▸ **Data section**:
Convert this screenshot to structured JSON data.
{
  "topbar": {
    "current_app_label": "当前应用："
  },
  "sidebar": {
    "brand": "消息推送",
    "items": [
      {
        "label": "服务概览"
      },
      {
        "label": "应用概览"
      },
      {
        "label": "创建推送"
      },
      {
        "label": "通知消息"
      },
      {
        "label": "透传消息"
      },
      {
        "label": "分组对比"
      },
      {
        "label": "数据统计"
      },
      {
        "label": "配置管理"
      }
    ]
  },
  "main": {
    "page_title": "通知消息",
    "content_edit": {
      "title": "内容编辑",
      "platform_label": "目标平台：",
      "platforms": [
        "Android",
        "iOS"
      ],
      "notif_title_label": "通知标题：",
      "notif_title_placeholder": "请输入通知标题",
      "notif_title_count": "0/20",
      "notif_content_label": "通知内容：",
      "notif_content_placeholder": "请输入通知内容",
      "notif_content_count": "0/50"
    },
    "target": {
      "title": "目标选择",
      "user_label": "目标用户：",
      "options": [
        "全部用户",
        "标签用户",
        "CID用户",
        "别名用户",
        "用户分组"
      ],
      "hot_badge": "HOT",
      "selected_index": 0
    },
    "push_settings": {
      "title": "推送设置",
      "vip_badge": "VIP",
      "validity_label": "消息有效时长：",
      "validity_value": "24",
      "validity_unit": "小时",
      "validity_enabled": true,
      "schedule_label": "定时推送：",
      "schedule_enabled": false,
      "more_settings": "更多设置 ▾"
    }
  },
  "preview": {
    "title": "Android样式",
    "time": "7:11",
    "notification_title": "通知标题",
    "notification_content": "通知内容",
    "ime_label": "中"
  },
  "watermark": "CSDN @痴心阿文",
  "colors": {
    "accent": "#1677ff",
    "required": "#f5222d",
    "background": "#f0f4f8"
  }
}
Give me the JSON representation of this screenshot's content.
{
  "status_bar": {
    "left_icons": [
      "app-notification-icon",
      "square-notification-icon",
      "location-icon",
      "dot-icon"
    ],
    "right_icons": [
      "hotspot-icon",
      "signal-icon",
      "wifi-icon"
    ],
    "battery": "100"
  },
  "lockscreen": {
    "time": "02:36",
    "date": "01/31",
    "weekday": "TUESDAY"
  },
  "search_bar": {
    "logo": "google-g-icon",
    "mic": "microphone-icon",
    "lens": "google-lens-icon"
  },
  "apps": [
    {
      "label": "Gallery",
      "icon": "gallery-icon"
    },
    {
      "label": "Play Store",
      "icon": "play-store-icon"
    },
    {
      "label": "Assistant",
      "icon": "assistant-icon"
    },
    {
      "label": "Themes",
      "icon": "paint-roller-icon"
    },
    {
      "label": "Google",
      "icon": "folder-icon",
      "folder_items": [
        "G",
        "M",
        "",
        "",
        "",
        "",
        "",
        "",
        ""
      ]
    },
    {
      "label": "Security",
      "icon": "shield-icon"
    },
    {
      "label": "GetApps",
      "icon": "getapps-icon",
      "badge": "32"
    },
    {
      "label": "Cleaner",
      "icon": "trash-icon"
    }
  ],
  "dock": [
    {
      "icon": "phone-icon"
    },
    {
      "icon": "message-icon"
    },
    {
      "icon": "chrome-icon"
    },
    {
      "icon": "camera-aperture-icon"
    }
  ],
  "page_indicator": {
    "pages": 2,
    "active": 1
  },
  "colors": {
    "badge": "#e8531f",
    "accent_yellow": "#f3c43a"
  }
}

▸ **Instruction**: Quote all the records. Keep every word exact.

▸ **Answer to the problem**:
Convert this screenshot to structured JSON data.
{
  "topbar": {
    "current_app_label": "当前应用："
  },
  "sidebar": {
    "brand": "消息推送",
    "items": [
      {
        "label": "服务概览"
      },
      {
        "label": "应用概览"
      },
      {
        "label": "创建推送"
      },
      {
        "label": "通知消息"
      },
      {
        "label": "透传消息"
      },
      {
        "label": "分组对比"
      },
      {
        "label": "数据统计"
      },
      {
        "label": "配置管理"
      }
    ]
  },
  "main": {
    "page_title": "通知消息",
    "content_edit": {
      "title": "内容编辑",
      "platform_label": "目标平台：",
      "platforms": [
        "Android",
        "iOS"
      ],
      "notif_title_label": "通知标题：",
      "notif_title_placeholder": "请输入通知标题",
      "notif_title_count": "0/20",
      "notif_content_label": "通知内容：",
      "notif_content_placeholder": "请输入通知内容",
      "notif_content_count": "0/50"
    },
    "target": {
      "title": "目标选择",
      "user_label": "目标用户：",
      "options": [
        "全部用户",
        "标签用户",
        "CID用户",
        "别名用户",
        "用户分组"
      ],
      "hot_badge": "HOT",
      "selected_index": 0
    },
    "push_settings": {
      "title": "推送设置",
      "vip_badge": "VIP",
      "validity_label": "消息有效时长：",
      "validity_value": "24",
      "validity_unit": "小时",
      "validity_enabled": true,
      "schedule_label": "定时推送：",
      "schedule_enabled": false,
      "more_settings": "更多设置 ▾"
    }
  },
  "preview": {
    "title": "Android样式",
    "time": "7:11",
    "notification_title": "通知标题",
    "notification_content": "通知内容",
    "ime_label": "中"
  },
  "watermark": "CSDN @痴心阿文",
  "colors": {
    "accent": "#1677ff",
    "required": "#f5222d",
    "background": "#f0f4f8"
  }
}
Give me the JSON representation of this screenshot's content.
{
  "status_bar": {
    "left_icons": [
      "app-notification-icon",
      "square-notification-icon",
      "location-icon",
      "dot-icon"
    ],
    "right_icons": [
      "hotspot-icon",
      "signal-icon",
      "wifi-icon"
    ],
    "battery": "100"
  },
  "lockscreen": {
    "time": "02:36",
    "date": "01/31",
    "weekday": "TUESDAY"
  },
  "search_bar": {
    "logo": "google-g-icon",
    "mic": "microphone-icon",
    "lens": "google-lens-icon"
  },
  "apps": [
    {
      "label": "Gallery",
      "icon": "gallery-icon"
    },
    {
      "label": "Play Store",
      "icon": "play-store-icon"
    },
    {
      "label": "Assistant",
      "icon": "assistant-icon"
    },
    {
      "label": "Themes",
      "icon": "paint-roller-icon"
    },
    {
      "label": "Google",
      "icon": "folder-icon",
      "folder_items": [
        "G",
        "M",
        "",
        "",
        "",
        "",
        "",
        "",
        ""
      ]
    },
    {
      "label": "Security",
      "icon": "shield-icon"
    },
    {
      "label": "GetApps",
      "icon": "getapps-icon",
      "badge": "32"
    },
    {
      "label": "Cleaner",
      "icon": "trash-icon"
    }
  ],
  "dock": [
    {
      "icon": "phone-icon"
    },
    {
      "icon": "message-icon"
    },
    {
      "icon": "chrome-icon"
    },
    {
      "icon": "camera-aperture-icon"
    }
  ],
  "page_indicator": {
    "pages": 2,
    "active": 1
  },
  "colors": {
    "badge": "#e8531f",
    "accent_yellow": "#f3c43a"
  }
}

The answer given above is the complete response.